§ **PROBLEM STATEMENT**
Extract each line from the entries below that has the string "name" in it.

§ **Figure collection entries**
(begin)
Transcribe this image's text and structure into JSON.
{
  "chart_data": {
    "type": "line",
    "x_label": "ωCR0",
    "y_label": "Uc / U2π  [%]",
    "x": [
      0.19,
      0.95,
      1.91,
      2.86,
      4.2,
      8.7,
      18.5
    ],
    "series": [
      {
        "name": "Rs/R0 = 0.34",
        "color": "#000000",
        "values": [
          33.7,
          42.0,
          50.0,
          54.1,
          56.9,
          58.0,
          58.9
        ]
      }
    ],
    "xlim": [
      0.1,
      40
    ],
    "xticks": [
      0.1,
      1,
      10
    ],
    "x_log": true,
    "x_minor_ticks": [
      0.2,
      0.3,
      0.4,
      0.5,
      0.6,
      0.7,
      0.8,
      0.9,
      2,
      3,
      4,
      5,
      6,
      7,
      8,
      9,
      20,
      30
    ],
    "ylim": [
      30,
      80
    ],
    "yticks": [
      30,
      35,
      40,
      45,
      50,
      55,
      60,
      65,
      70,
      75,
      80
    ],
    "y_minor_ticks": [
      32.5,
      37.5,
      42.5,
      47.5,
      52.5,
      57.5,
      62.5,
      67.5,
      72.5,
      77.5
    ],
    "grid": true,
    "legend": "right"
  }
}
(end)
(begin)
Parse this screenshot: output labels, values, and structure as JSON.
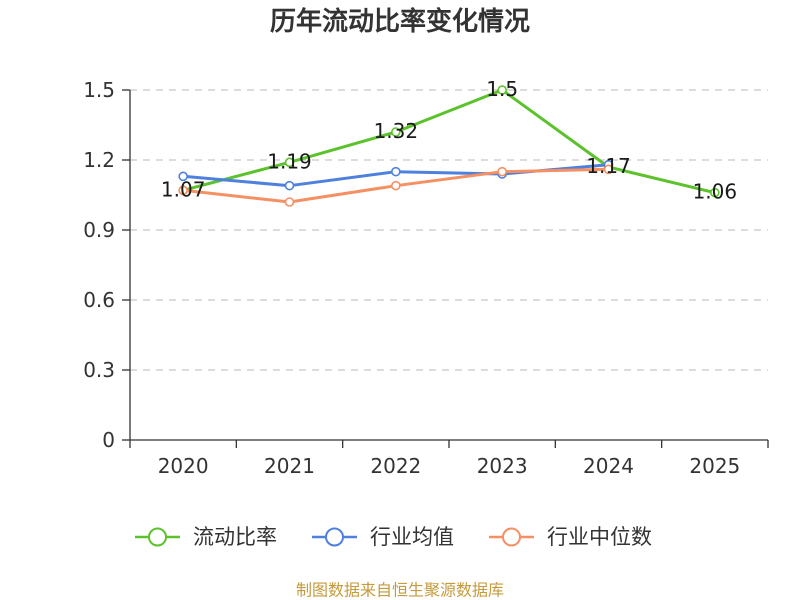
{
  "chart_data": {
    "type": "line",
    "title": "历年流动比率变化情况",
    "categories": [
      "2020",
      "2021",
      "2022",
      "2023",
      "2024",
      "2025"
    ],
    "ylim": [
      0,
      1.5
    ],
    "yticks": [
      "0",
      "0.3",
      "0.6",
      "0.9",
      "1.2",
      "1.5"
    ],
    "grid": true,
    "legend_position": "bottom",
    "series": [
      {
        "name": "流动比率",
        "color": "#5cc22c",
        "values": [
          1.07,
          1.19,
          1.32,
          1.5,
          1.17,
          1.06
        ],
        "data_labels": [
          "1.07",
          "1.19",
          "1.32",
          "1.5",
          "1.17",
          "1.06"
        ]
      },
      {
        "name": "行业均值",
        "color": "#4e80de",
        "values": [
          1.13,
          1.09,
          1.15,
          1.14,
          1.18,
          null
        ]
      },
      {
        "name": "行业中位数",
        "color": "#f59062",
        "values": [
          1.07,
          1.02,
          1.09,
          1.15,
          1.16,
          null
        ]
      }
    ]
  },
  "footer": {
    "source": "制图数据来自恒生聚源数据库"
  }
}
(end)
(begin)
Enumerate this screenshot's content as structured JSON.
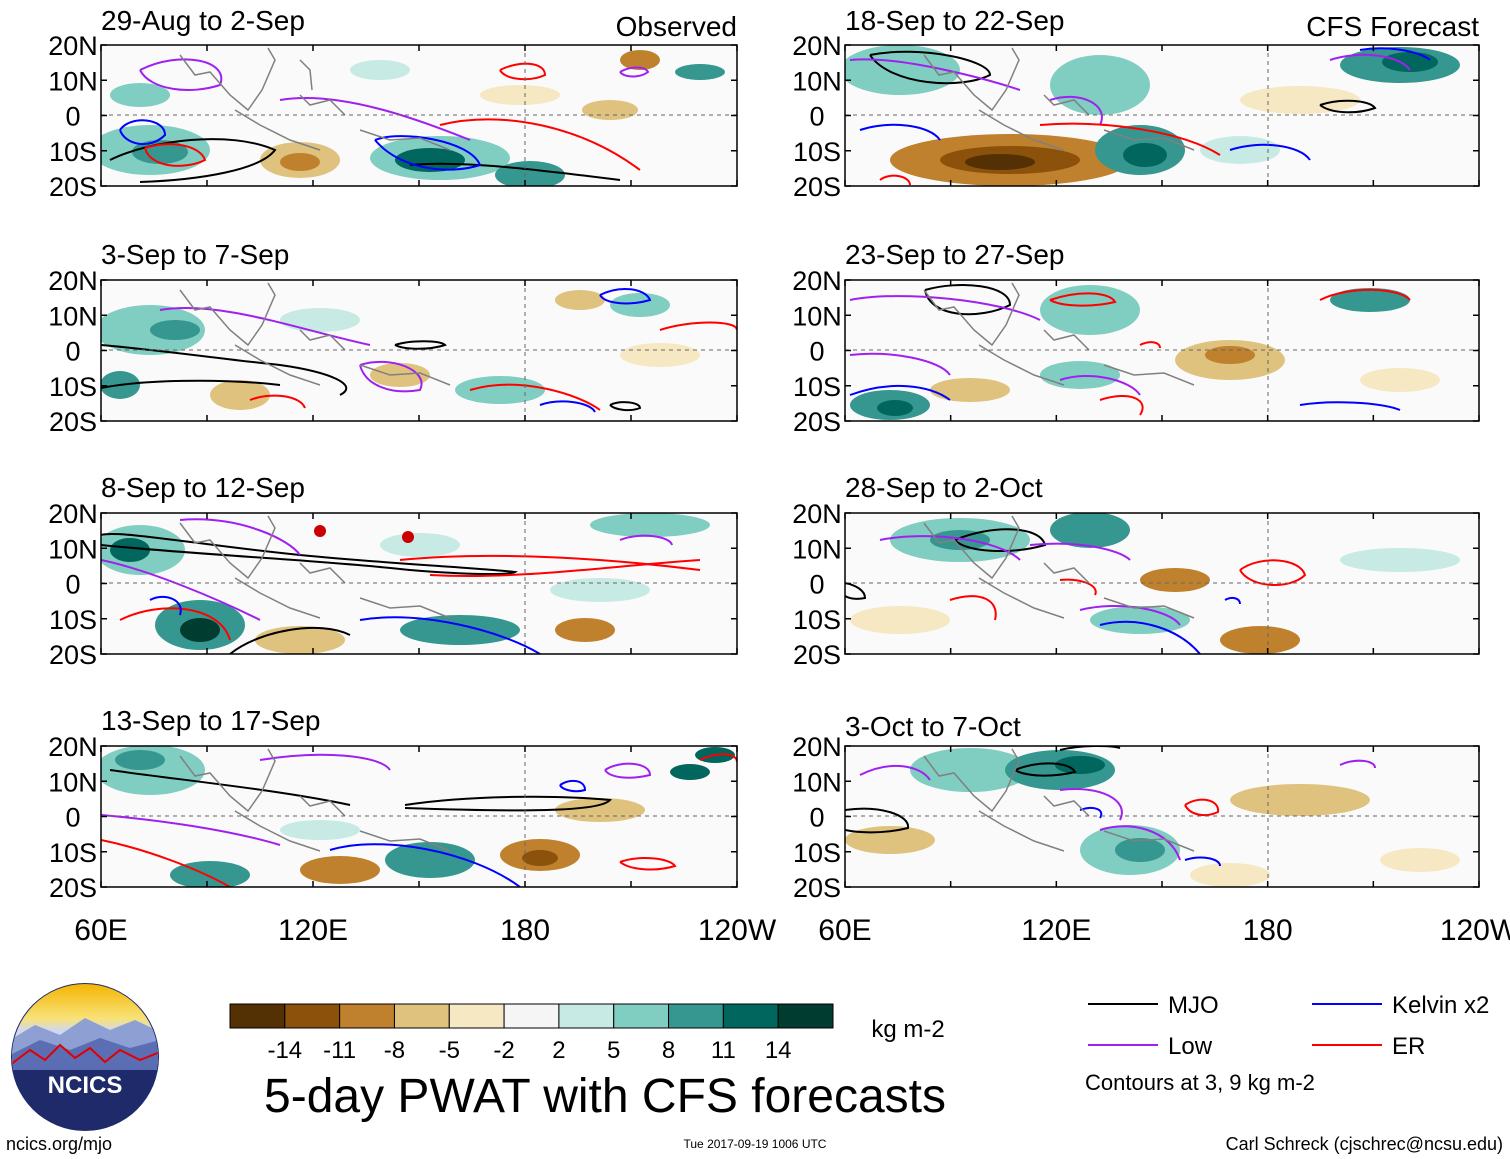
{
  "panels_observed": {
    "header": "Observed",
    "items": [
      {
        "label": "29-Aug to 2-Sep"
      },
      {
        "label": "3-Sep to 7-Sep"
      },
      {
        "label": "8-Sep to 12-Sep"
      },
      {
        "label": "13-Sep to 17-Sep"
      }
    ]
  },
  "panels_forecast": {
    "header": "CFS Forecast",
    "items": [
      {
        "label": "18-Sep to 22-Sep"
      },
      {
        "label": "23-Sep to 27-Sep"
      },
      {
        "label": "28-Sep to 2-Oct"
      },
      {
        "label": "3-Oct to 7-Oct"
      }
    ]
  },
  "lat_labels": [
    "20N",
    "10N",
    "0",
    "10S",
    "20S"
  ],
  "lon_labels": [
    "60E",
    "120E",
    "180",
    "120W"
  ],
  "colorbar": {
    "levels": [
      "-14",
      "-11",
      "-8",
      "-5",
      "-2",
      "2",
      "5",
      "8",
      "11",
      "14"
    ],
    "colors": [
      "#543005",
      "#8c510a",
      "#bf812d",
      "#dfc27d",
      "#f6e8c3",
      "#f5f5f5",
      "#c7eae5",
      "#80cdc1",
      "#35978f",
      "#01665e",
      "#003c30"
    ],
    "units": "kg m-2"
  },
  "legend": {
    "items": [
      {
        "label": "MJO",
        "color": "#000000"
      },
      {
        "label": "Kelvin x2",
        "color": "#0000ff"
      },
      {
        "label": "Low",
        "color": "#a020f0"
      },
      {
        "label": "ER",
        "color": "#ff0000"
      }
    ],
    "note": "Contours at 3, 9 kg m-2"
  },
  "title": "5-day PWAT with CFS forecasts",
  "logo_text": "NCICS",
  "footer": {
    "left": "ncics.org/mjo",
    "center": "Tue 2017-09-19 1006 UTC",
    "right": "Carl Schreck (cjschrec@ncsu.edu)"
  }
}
(end)
§ **FINAL RESULT**
        "name": "Rs/R0 = 0.34",
        "name": "流动比率",
        "name": "行业均值",
        "name": "行业中位数",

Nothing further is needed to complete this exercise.